Determine how many lines carry the word "Puntos". Output that number only.

Items listed in a dataset
________________________

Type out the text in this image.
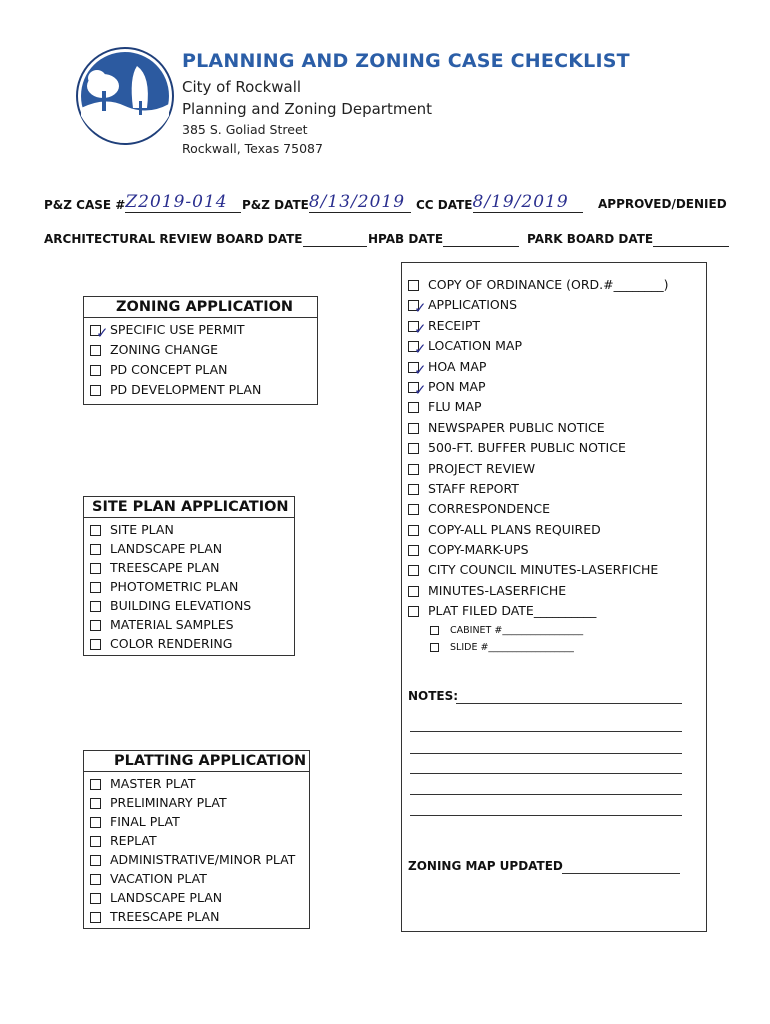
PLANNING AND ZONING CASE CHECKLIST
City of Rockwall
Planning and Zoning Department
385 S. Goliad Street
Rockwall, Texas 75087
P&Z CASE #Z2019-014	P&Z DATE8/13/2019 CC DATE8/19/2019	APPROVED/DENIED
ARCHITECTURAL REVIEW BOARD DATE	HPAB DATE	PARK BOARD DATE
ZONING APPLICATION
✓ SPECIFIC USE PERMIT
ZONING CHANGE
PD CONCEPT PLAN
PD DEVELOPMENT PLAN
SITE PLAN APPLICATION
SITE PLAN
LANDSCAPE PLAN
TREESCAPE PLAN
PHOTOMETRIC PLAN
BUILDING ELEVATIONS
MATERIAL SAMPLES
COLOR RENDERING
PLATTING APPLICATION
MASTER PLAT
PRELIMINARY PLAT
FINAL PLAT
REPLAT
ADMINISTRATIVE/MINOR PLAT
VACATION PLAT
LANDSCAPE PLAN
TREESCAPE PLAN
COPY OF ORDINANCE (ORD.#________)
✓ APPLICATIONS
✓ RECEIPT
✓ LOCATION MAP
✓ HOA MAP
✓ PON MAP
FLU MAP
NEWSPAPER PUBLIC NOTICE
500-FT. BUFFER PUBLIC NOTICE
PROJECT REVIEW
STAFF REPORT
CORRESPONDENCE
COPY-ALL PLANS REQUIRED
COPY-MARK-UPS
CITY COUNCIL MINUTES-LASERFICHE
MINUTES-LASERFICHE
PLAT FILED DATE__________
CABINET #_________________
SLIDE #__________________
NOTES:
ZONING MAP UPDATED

________________________

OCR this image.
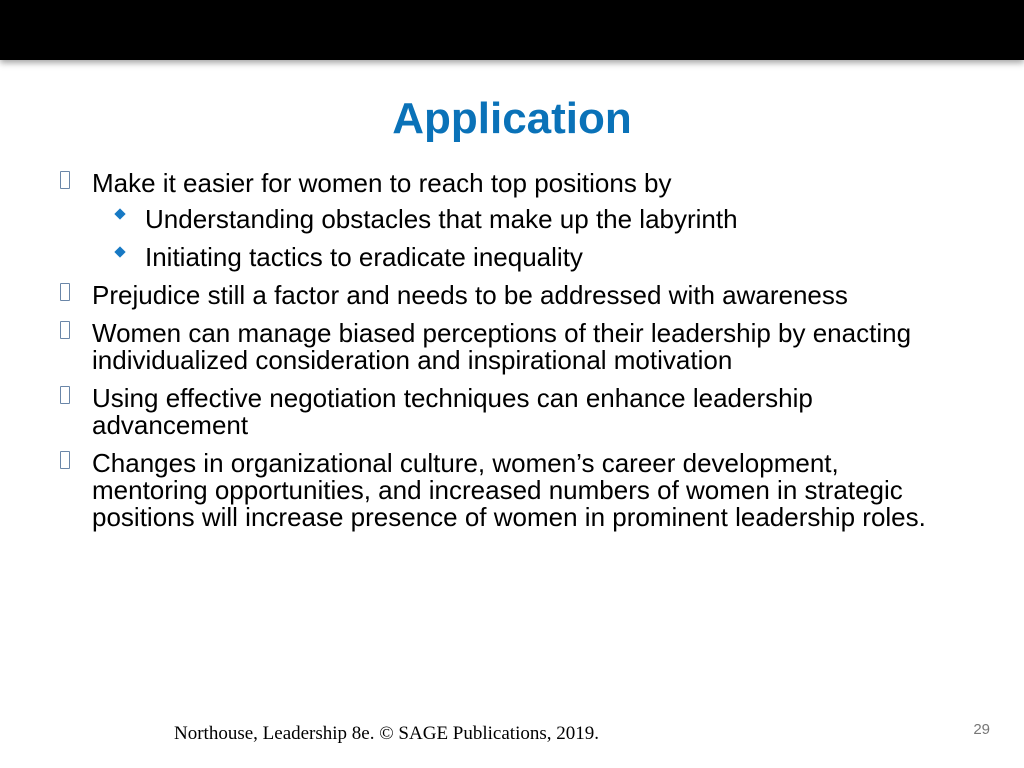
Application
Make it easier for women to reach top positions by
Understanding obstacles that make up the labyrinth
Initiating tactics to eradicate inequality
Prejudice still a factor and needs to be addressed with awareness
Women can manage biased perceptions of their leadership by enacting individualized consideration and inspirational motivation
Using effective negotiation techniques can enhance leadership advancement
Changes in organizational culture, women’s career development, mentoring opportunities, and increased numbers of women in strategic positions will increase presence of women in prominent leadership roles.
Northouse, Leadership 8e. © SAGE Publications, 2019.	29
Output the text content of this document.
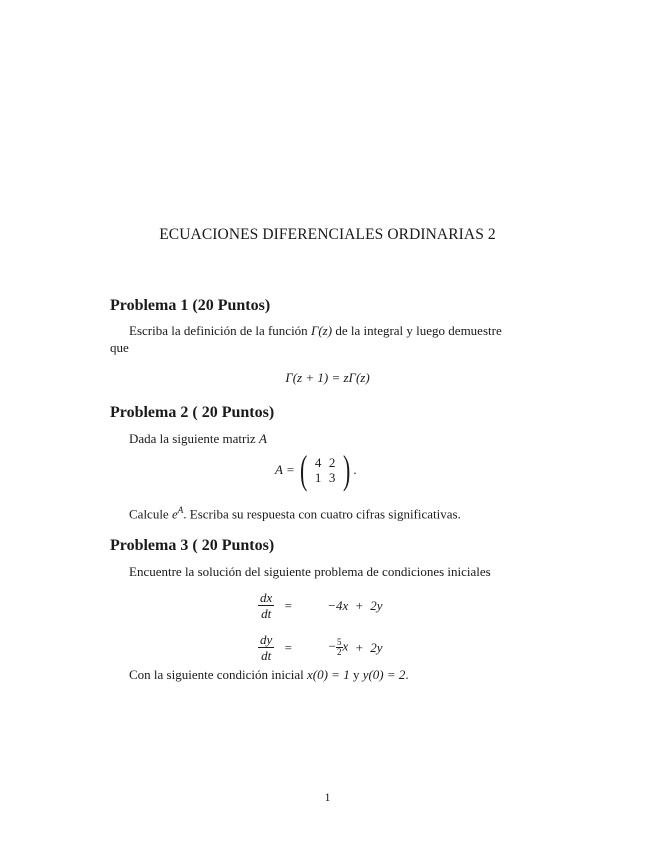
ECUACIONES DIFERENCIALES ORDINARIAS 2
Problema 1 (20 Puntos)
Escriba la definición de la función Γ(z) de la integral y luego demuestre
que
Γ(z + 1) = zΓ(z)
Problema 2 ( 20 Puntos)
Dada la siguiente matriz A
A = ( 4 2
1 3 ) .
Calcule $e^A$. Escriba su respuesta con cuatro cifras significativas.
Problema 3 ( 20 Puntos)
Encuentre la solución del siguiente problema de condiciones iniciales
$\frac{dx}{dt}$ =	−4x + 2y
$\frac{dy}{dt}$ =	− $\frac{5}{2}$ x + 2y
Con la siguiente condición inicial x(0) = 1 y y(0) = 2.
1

________________________

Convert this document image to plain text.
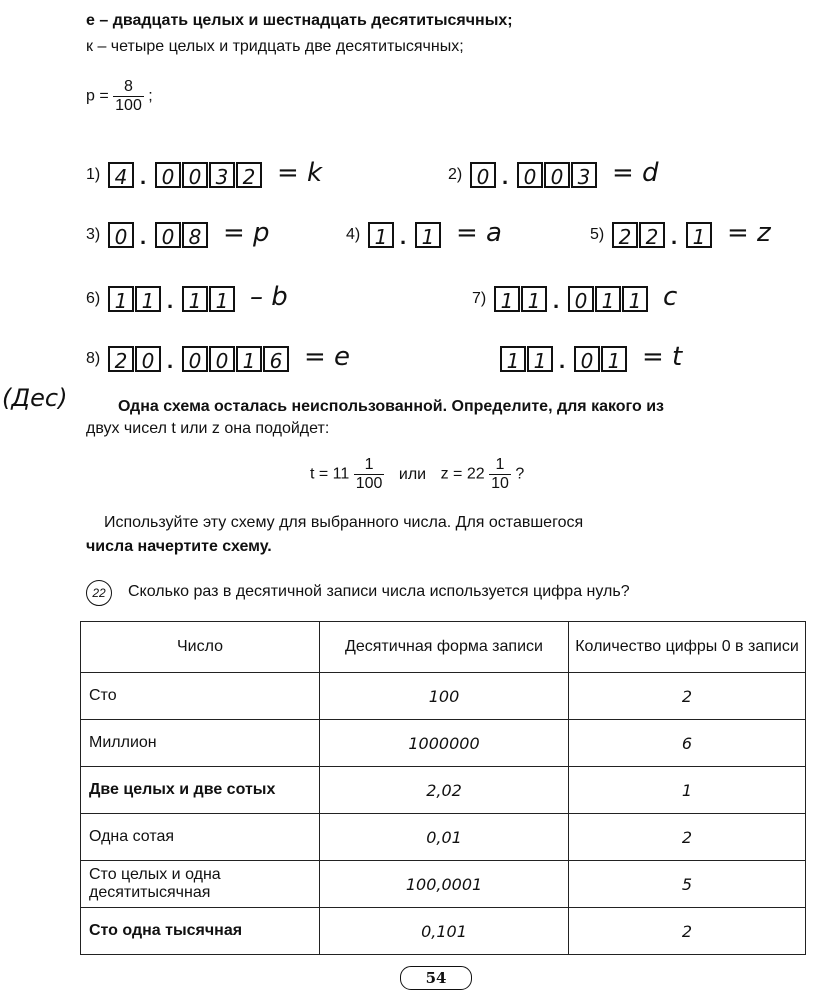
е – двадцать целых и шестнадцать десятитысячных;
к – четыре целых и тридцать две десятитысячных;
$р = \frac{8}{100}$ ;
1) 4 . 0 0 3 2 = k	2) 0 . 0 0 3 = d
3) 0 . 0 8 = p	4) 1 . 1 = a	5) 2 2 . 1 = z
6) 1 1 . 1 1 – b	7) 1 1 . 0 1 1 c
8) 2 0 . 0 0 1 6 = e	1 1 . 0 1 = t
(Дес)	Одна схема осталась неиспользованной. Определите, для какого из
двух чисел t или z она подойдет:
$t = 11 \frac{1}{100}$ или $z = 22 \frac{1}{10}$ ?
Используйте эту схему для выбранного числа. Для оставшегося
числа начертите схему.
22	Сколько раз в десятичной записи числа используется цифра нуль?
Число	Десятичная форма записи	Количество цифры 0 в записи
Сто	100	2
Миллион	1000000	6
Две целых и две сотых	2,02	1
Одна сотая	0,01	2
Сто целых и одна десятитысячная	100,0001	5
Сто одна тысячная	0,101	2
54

________________________

(Correct answer) 3